* [Exercise prompt]
Find the lines holding the word "Scratch" and collect them.

* [Extracted data]
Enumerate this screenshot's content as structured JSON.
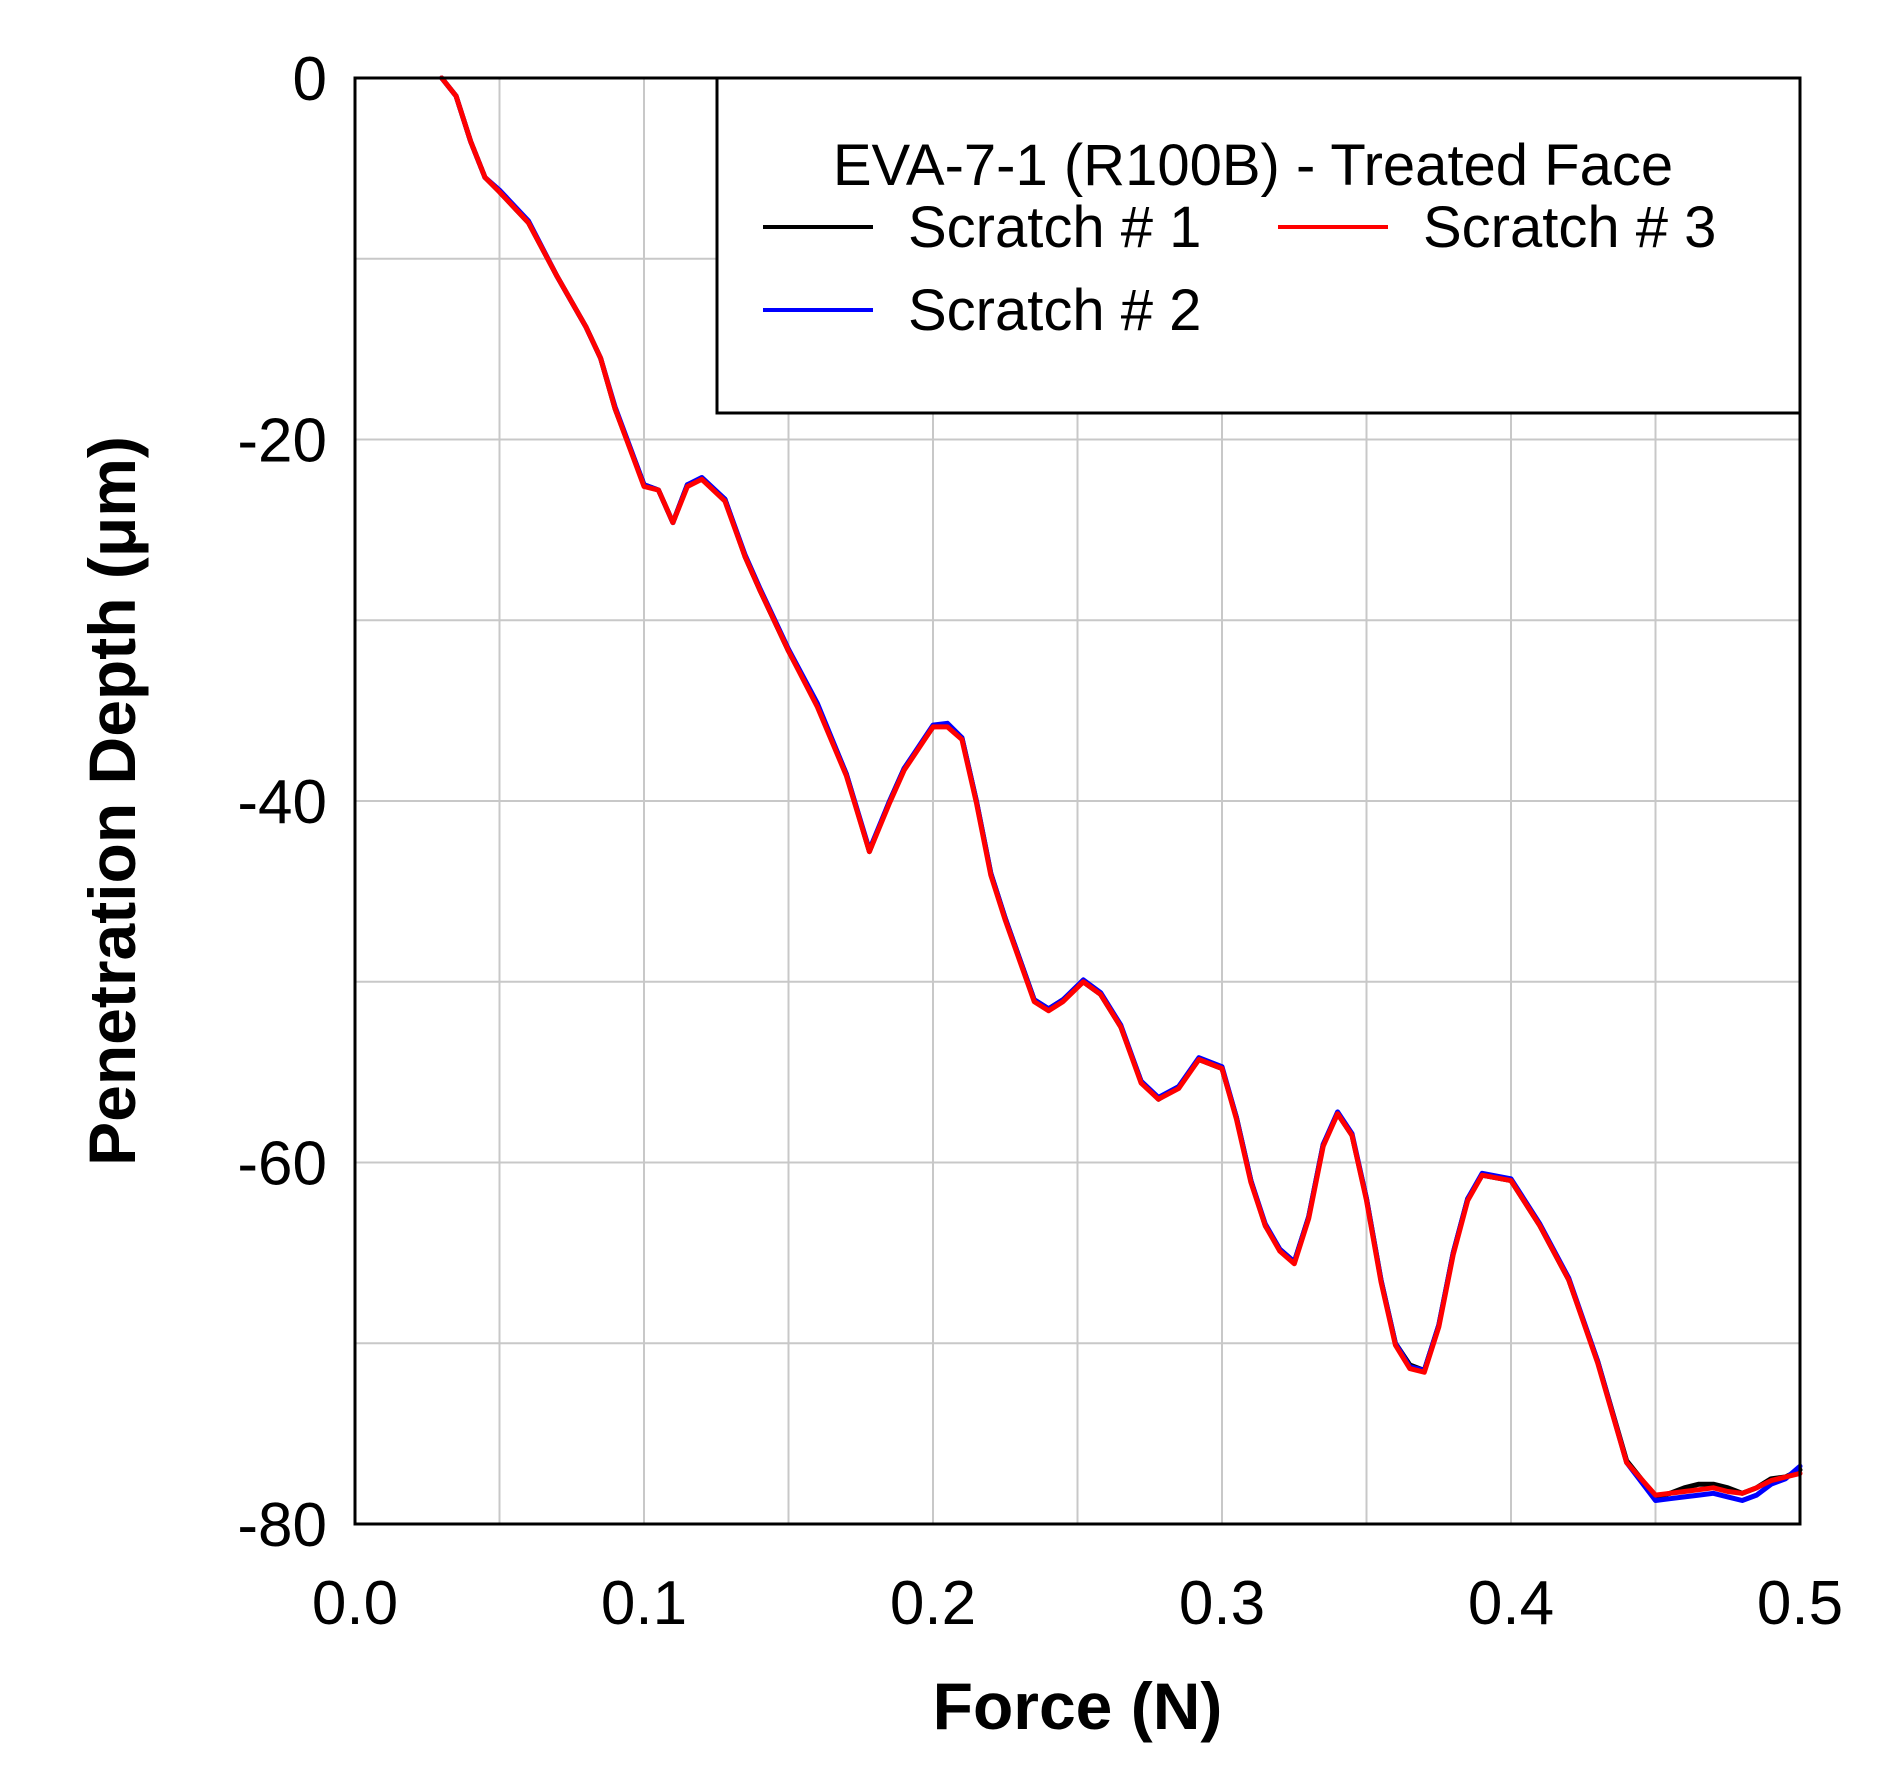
{
  "chart_data": {
    "type": "line",
    "title": "",
    "xlabel": "Force (N)",
    "ylabel": "Penetration Depth (μm)",
    "xlim": [
      0.0,
      0.5
    ],
    "ylim": [
      -80,
      0
    ],
    "xticks": [
      0.0,
      0.1,
      0.2,
      0.3,
      0.4,
      0.5
    ],
    "xtick_labels": [
      "0.0",
      "0.1",
      "0.2",
      "0.3",
      "0.4",
      "0.5"
    ],
    "yticks": [
      0,
      -20,
      -40,
      -60,
      -80
    ],
    "ytick_labels": [
      "0",
      "-20",
      "-40",
      "-60",
      "-80"
    ],
    "grid": true,
    "legend": {
      "title": "EVA-7-1 (R100B) - Treated Face",
      "placement": "top-right"
    },
    "series": [
      {
        "name": "Scratch # 1",
        "color": "#000000",
        "x": [
          0.03,
          0.035,
          0.04,
          0.045,
          0.05,
          0.06,
          0.07,
          0.08,
          0.085,
          0.09,
          0.1,
          0.105,
          0.11,
          0.115,
          0.12,
          0.128,
          0.135,
          0.14,
          0.15,
          0.16,
          0.17,
          0.178,
          0.185,
          0.19,
          0.2,
          0.205,
          0.21,
          0.215,
          0.22,
          0.225,
          0.235,
          0.24,
          0.245,
          0.252,
          0.258,
          0.265,
          0.272,
          0.278,
          0.285,
          0.292,
          0.3,
          0.305,
          0.31,
          0.315,
          0.32,
          0.325,
          0.33,
          0.335,
          0.34,
          0.345,
          0.35,
          0.355,
          0.36,
          0.365,
          0.37,
          0.375,
          0.38,
          0.385,
          0.39,
          0.4,
          0.41,
          0.42,
          0.43,
          0.44,
          0.45,
          0.455,
          0.46,
          0.465,
          0.47,
          0.475,
          0.48,
          0.485,
          0.49,
          0.495,
          0.5
        ],
        "y": [
          0.0,
          -1.0,
          -3.5,
          -5.5,
          -6.3,
          -8.0,
          -11.0,
          -13.8,
          -15.5,
          -18.3,
          -22.5,
          -22.8,
          -24.6,
          -22.5,
          -22.2,
          -23.3,
          -26.5,
          -28.3,
          -31.7,
          -34.7,
          -38.5,
          -42.8,
          -40.0,
          -38.2,
          -35.9,
          -35.8,
          -36.5,
          -40.0,
          -44.0,
          -46.5,
          -51.0,
          -51.5,
          -51.0,
          -50.0,
          -50.7,
          -52.5,
          -55.5,
          -56.5,
          -55.8,
          -54.3,
          -54.8,
          -57.5,
          -61.0,
          -63.5,
          -64.8,
          -65.5,
          -63.0,
          -59.0,
          -57.3,
          -58.5,
          -62.0,
          -66.5,
          -70.0,
          -71.2,
          -71.5,
          -69.0,
          -65.0,
          -62.0,
          -60.7,
          -61.0,
          -63.5,
          -66.5,
          -71.0,
          -76.5,
          -78.5,
          -78.3,
          -78.0,
          -77.8,
          -77.8,
          -78.0,
          -78.3,
          -78.0,
          -77.5,
          -77.4,
          -77.0
        ]
      },
      {
        "name": "Scratch # 2",
        "color": "#0000ff",
        "x": [
          0.03,
          0.035,
          0.04,
          0.045,
          0.05,
          0.06,
          0.07,
          0.08,
          0.085,
          0.09,
          0.1,
          0.105,
          0.11,
          0.115,
          0.12,
          0.128,
          0.135,
          0.14,
          0.15,
          0.16,
          0.17,
          0.178,
          0.185,
          0.19,
          0.2,
          0.205,
          0.21,
          0.215,
          0.22,
          0.225,
          0.235,
          0.24,
          0.245,
          0.252,
          0.258,
          0.265,
          0.272,
          0.278,
          0.285,
          0.292,
          0.3,
          0.305,
          0.31,
          0.315,
          0.32,
          0.325,
          0.33,
          0.335,
          0.34,
          0.345,
          0.35,
          0.355,
          0.36,
          0.365,
          0.37,
          0.375,
          0.38,
          0.385,
          0.39,
          0.4,
          0.41,
          0.42,
          0.43,
          0.44,
          0.45,
          0.455,
          0.46,
          0.465,
          0.47,
          0.475,
          0.48,
          0.485,
          0.49,
          0.495,
          0.5
        ],
        "y": [
          0.0,
          -1.0,
          -3.5,
          -5.5,
          -6.2,
          -7.9,
          -11.0,
          -13.8,
          -15.5,
          -18.2,
          -22.5,
          -22.8,
          -24.6,
          -22.5,
          -22.1,
          -23.3,
          -26.4,
          -28.2,
          -31.6,
          -34.6,
          -38.5,
          -42.7,
          -40.0,
          -38.2,
          -35.8,
          -35.7,
          -36.5,
          -40.0,
          -44.0,
          -46.5,
          -51.0,
          -51.5,
          -51.0,
          -49.9,
          -50.6,
          -52.4,
          -55.5,
          -56.4,
          -55.8,
          -54.2,
          -54.7,
          -57.5,
          -61.0,
          -63.4,
          -64.8,
          -65.5,
          -63.0,
          -59.0,
          -57.2,
          -58.4,
          -62.0,
          -66.5,
          -70.0,
          -71.3,
          -71.5,
          -69.0,
          -65.0,
          -62.0,
          -60.6,
          -60.9,
          -63.4,
          -66.4,
          -71.0,
          -76.6,
          -78.7,
          -78.6,
          -78.5,
          -78.4,
          -78.3,
          -78.5,
          -78.7,
          -78.4,
          -77.8,
          -77.5,
          -76.8
        ]
      },
      {
        "name": "Scratch # 3",
        "color": "#ff0000",
        "x": [
          0.03,
          0.035,
          0.04,
          0.045,
          0.05,
          0.06,
          0.07,
          0.08,
          0.085,
          0.09,
          0.1,
          0.105,
          0.11,
          0.115,
          0.12,
          0.128,
          0.135,
          0.14,
          0.15,
          0.16,
          0.17,
          0.178,
          0.185,
          0.19,
          0.2,
          0.205,
          0.21,
          0.215,
          0.22,
          0.225,
          0.235,
          0.24,
          0.245,
          0.252,
          0.258,
          0.265,
          0.272,
          0.278,
          0.285,
          0.292,
          0.3,
          0.305,
          0.31,
          0.315,
          0.32,
          0.325,
          0.33,
          0.335,
          0.34,
          0.345,
          0.35,
          0.355,
          0.36,
          0.365,
          0.37,
          0.375,
          0.38,
          0.385,
          0.39,
          0.4,
          0.41,
          0.42,
          0.43,
          0.44,
          0.45,
          0.455,
          0.46,
          0.465,
          0.47,
          0.475,
          0.48,
          0.485,
          0.49,
          0.495,
          0.5
        ],
        "y": [
          0.0,
          -1.0,
          -3.5,
          -5.5,
          -6.3,
          -8.0,
          -11.0,
          -13.8,
          -15.5,
          -18.3,
          -22.6,
          -22.8,
          -24.6,
          -22.6,
          -22.2,
          -23.4,
          -26.5,
          -28.3,
          -31.7,
          -34.8,
          -38.6,
          -42.8,
          -40.1,
          -38.3,
          -35.9,
          -35.9,
          -36.6,
          -40.1,
          -44.1,
          -46.6,
          -51.1,
          -51.6,
          -51.1,
          -50.0,
          -50.7,
          -52.5,
          -55.6,
          -56.5,
          -55.9,
          -54.3,
          -54.8,
          -57.6,
          -61.1,
          -63.5,
          -64.9,
          -65.6,
          -63.1,
          -59.1,
          -57.3,
          -58.5,
          -62.1,
          -66.6,
          -70.1,
          -71.4,
          -71.6,
          -69.1,
          -65.1,
          -62.1,
          -60.7,
          -61.0,
          -63.5,
          -66.5,
          -71.1,
          -76.6,
          -78.4,
          -78.3,
          -78.2,
          -78.1,
          -78.0,
          -78.2,
          -78.3,
          -78.0,
          -77.6,
          -77.4,
          -77.2
        ]
      }
    ]
  }
}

* [Answer below]
        "name": "Scratch # 1",
        "name": "Scratch # 2",
        "name": "Scratch # 3",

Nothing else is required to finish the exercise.